§ Problem details
All lines in the material containing the word "scrollbar" need to be copied.

═══

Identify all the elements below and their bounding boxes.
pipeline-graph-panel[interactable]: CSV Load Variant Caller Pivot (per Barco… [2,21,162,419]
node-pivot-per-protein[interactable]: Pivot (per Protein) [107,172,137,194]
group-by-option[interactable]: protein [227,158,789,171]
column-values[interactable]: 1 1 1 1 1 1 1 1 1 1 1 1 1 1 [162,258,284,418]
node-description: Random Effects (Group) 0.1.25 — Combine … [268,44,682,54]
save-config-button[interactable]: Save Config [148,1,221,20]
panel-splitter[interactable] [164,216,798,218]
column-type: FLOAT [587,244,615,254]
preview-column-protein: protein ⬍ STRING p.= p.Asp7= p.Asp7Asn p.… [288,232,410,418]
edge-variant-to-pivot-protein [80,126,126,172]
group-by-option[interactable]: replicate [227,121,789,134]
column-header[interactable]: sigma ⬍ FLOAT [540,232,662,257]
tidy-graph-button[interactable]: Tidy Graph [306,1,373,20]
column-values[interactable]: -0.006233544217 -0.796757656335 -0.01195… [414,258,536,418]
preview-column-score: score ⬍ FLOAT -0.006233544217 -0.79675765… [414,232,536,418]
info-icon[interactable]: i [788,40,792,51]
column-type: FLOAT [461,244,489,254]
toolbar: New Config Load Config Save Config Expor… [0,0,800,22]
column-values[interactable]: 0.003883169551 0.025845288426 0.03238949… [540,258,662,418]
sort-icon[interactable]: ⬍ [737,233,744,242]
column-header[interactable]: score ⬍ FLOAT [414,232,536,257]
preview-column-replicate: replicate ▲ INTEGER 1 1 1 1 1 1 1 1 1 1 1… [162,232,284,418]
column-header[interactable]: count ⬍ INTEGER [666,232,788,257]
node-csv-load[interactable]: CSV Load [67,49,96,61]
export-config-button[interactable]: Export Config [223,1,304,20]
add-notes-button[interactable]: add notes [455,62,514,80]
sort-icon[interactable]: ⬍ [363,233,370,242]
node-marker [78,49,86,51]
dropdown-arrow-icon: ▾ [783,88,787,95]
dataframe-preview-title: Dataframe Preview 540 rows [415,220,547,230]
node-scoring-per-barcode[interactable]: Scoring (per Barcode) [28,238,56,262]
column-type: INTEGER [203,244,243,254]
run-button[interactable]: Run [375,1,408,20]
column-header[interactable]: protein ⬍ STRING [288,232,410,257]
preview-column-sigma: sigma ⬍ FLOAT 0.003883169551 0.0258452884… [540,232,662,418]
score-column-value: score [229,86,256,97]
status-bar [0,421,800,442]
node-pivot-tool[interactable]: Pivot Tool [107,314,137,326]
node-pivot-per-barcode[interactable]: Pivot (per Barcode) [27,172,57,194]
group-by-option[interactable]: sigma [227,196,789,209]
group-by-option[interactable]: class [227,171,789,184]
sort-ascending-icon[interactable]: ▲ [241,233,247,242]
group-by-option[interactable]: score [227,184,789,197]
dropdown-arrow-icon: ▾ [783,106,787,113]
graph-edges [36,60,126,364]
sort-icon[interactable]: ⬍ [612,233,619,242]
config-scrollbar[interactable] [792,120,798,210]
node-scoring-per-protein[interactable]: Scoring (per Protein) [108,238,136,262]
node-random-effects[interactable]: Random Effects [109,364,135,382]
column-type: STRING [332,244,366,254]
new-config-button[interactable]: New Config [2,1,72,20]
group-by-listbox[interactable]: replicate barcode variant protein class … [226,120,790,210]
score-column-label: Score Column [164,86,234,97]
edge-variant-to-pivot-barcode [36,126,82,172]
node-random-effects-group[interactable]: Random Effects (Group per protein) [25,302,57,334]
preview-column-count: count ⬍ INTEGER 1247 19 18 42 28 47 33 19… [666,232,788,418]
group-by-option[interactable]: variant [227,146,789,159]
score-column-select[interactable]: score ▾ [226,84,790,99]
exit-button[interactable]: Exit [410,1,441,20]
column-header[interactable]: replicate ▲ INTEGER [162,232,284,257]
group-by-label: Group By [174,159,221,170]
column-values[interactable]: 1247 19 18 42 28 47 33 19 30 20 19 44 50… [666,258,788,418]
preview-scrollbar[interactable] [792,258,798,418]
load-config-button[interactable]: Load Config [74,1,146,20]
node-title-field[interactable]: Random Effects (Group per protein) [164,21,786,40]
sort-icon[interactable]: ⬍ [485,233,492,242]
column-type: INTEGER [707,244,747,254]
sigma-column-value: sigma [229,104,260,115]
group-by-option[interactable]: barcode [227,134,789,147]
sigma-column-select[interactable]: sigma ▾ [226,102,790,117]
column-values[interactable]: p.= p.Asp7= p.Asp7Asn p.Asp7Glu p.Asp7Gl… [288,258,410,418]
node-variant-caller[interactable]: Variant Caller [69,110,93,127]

═══

§ Task answer
config-scrollbar[interactable] [792,120,798,210]
preview-scrollbar[interactable] [792,258,798,418]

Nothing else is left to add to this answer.